* **WHAT THE TASK ASKS**
The data must be returned in full and exactly as given.

Figure record listings:
========
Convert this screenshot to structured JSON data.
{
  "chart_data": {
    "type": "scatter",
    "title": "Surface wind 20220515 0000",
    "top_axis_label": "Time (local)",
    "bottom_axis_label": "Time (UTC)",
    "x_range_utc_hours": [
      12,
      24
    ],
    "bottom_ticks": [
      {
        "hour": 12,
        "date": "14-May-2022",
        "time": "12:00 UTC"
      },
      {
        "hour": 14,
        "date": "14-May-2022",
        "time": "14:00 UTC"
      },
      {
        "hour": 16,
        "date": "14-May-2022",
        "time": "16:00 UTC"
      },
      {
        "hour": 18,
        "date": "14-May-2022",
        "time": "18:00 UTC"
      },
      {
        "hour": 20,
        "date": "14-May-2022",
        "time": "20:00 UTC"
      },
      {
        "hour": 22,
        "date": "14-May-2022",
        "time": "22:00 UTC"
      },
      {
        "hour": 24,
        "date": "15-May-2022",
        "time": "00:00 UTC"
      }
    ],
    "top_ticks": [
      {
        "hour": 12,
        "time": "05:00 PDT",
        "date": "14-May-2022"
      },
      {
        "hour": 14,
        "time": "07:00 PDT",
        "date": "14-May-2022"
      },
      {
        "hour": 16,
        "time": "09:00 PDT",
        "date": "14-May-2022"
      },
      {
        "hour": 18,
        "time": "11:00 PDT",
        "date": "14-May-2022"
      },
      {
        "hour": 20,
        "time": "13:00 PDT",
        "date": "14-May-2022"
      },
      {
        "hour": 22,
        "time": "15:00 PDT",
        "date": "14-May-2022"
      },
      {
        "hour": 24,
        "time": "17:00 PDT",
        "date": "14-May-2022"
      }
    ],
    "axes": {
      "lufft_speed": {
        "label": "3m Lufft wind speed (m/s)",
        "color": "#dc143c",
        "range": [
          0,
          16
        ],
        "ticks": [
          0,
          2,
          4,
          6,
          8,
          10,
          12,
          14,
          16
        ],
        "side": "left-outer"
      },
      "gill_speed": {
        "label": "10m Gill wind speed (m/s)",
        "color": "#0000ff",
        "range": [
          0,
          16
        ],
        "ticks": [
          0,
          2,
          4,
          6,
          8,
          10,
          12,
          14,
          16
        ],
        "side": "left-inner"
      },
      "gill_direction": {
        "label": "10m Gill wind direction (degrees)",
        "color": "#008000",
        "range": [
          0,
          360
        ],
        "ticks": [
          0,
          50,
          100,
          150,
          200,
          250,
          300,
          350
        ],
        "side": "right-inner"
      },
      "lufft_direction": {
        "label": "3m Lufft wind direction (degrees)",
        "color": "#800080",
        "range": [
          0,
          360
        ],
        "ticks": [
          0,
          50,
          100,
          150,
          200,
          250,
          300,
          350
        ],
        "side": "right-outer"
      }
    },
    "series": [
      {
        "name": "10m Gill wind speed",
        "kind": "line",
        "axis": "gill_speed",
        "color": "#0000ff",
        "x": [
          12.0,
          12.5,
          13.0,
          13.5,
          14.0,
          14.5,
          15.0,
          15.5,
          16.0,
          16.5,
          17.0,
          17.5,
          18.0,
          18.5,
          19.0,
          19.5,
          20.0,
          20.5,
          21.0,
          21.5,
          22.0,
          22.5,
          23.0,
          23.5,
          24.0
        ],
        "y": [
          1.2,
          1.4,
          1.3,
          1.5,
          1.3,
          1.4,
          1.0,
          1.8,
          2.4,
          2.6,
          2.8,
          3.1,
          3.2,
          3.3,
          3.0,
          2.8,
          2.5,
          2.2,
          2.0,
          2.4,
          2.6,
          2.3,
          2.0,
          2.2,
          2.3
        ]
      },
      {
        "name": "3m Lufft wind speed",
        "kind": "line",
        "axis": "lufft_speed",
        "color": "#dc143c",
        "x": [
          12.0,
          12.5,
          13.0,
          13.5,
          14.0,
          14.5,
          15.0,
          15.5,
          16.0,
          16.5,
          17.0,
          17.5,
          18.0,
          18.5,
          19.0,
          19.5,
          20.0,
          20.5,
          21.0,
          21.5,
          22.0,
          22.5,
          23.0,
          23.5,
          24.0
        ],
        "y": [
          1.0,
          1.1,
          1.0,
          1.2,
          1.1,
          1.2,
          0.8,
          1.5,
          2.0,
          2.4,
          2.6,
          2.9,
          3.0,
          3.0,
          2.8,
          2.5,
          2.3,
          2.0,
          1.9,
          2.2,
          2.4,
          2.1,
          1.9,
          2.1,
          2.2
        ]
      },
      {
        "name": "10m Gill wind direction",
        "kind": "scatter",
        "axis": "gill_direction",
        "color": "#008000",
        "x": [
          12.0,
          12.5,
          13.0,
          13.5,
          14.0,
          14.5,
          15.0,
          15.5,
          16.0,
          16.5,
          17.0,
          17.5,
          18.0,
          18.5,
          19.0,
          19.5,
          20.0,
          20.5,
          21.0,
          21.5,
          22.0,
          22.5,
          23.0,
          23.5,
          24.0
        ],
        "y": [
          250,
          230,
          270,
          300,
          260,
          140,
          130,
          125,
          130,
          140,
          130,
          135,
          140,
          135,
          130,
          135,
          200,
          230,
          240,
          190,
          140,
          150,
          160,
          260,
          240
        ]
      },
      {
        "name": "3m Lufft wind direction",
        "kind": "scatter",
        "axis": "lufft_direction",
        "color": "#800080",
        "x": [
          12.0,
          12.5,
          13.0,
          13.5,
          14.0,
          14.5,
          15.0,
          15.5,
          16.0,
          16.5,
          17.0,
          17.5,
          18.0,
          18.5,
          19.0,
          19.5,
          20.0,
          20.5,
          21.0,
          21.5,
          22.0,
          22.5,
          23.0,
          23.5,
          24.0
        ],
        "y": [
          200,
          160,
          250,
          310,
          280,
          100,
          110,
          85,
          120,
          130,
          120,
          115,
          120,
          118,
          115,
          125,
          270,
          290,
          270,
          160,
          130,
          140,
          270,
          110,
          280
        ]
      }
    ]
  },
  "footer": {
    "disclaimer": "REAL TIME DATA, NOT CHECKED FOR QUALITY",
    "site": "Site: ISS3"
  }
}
========
* **TASK SOLUTION**
Convert this screenshot to structured JSON data.
{
  "chart_data": {
    "type": "scatter",
    "title": "Surface wind 20220515 0000",
    "top_axis_label": "Time (local)",
    "bottom_axis_label": "Time (UTC)",
    "x_range_utc_hours": [
      12,
      24
    ],
    "bottom_ticks": [
      {
        "hour": 12,
        "date": "14-May-2022",
        "time": "12:00 UTC"
      },
      {
        "hour": 14,
        "date": "14-May-2022",
        "time": "14:00 UTC"
      },
      {
        "hour": 16,
        "date": "14-May-2022",
        "time": "16:00 UTC"
      },
      {
        "hour": 18,
        "date": "14-May-2022",
        "time": "18:00 UTC"
      },
      {
        "hour": 20,
        "date": "14-May-2022",
        "time": "20:00 UTC"
      },
      {
        "hour": 22,
        "date": "14-May-2022",
        "time": "22:00 UTC"
      },
      {
        "hour": 24,
        "date": "15-May-2022",
        "time": "00:00 UTC"
      }
    ],
    "top_ticks": [
      {
        "hour": 12,
        "time": "05:00 PDT",
        "date": "14-May-2022"
      },
      {
        "hour": 14,
        "time": "07:00 PDT",
        "date": "14-May-2022"
      },
      {
        "hour": 16,
        "time": "09:00 PDT",
        "date": "14-May-2022"
      },
      {
        "hour": 18,
        "time": "11:00 PDT",
        "date": "14-May-2022"
      },
      {
        "hour": 20,
        "time": "13:00 PDT",
        "date": "14-May-2022"
      },
      {
        "hour": 22,
        "time": "15:00 PDT",
        "date": "14-May-2022"
      },
      {
        "hour": 24,
        "time": "17:00 PDT",
        "date": "14-May-2022"
      }
    ],
    "axes": {
      "lufft_speed": {
        "label": "3m Lufft wind speed (m/s)",
        "color": "#dc143c",
        "range": [
          0,
          16
        ],
        "ticks": [
          0,
          2,
          4,
          6,
          8,
          10,
          12,
          14,
          16
        ],
        "side": "left-outer"
      },
      "gill_speed": {
        "label": "10m Gill wind speed (m/s)",
        "color": "#0000ff",
        "range": [
          0,
          16
        ],
        "ticks": [
          0,
          2,
          4,
          6,
          8,
          10,
          12,
          14,
          16
        ],
        "side": "left-inner"
      },
      "gill_direction": {
        "label": "10m Gill wind direction (degrees)",
        "color": "#008000",
        "range": [
          0,
          360
        ],
        "ticks": [
          0,
          50,
          100,
          150,
          200,
          250,
          300,
          350
        ],
        "side": "right-inner"
      },
      "lufft_direction": {
        "label": "3m Lufft wind direction (degrees)",
        "color": "#800080",
        "range": [
          0,
          360
        ],
        "ticks": [
          0,
          50,
          100,
          150,
          200,
          250,
          300,
          350
        ],
        "side": "right-outer"
      }
    },
    "series": [
      {
        "name": "10m Gill wind speed",
        "kind": "line",
        "axis": "gill_speed",
        "color": "#0000ff",
        "x": [
          12.0,
          12.5,
          13.0,
          13.5,
          14.0,
          14.5,
          15.0,
          15.5,
          16.0,
          16.5,
          17.0,
          17.5,
          18.0,
          18.5,
          19.0,
          19.5,
          20.0,
          20.5,
          21.0,
          21.5,
          22.0,
          22.5,
          23.0,
          23.5,
          24.0
        ],
        "y": [
          1.2,
          1.4,
          1.3,
          1.5,
          1.3,
          1.4,
          1.0,
          1.8,
          2.4,
          2.6,
          2.8,
          3.1,
          3.2,
          3.3,
          3.0,
          2.8,
          2.5,
          2.2,
          2.0,
          2.4,
          2.6,
          2.3,
          2.0,
          2.2,
          2.3
        ]
      },
      {
        "name": "3m Lufft wind speed",
        "kind": "line",
        "axis": "lufft_speed",
        "color": "#dc143c",
        "x": [
          12.0,
          12.5,
          13.0,
          13.5,
          14.0,
          14.5,
          15.0,
          15.5,
          16.0,
          16.5,
          17.0,
          17.5,
          18.0,
          18.5,
          19.0,
          19.5,
          20.0,
          20.5,
          21.0,
          21.5,
          22.0,
          22.5,
          23.0,
          23.5,
          24.0
        ],
        "y": [
          1.0,
          1.1,
          1.0,
          1.2,
          1.1,
          1.2,
          0.8,
          1.5,
          2.0,
          2.4,
          2.6,
          2.9,
          3.0,
          3.0,
          2.8,
          2.5,
          2.3,
          2.0,
          1.9,
          2.2,
          2.4,
          2.1,
          1.9,
          2.1,
          2.2
        ]
      },
      {
        "name": "10m Gill wind direction",
        "kind": "scatter",
        "axis": "gill_direction",
        "color": "#008000",
        "x": [
          12.0,
          12.5,
          13.0,
          13.5,
          14.0,
          14.5,
          15.0,
          15.5,
          16.0,
          16.5,
          17.0,
          17.5,
          18.0,
          18.5,
          19.0,
          19.5,
          20.0,
          20.5,
          21.0,
          21.5,
          22.0,
          22.5,
          23.0,
          23.5,
          24.0
        ],
        "y": [
          250,
          230,
          270,
          300,
          260,
          140,
          130,
          125,
          130,
          140,
          130,
          135,
          140,
          135,
          130,
          135,
          200,
          230,
          240,
          190,
          140,
          150,
          160,
          260,
          240
        ]
      },
      {
        "name": "3m Lufft wind direction",
        "kind": "scatter",
        "axis": "lufft_direction",
        "color": "#800080",
        "x": [
          12.0,
          12.5,
          13.0,
          13.5,
          14.0,
          14.5,
          15.0,
          15.5,
          16.0,
          16.5,
          17.0,
          17.5,
          18.0,
          18.5,
          19.0,
          19.5,
          20.0,
          20.5,
          21.0,
          21.5,
          22.0,
          22.5,
          23.0,
          23.5,
          24.0
        ],
        "y": [
          200,
          160,
          250,
          310,
          280,
          100,
          110,
          85,
          120,
          130,
          120,
          115,
          120,
          118,
          115,
          125,
          270,
          290,
          270,
          160,
          130,
          140,
          270,
          110,
          280
        ]
      }
    ]
  },
  "footer": {
    "disclaimer": "REAL TIME DATA, NOT CHECKED FOR QUALITY",
    "site": "Site: ISS3"
  }
}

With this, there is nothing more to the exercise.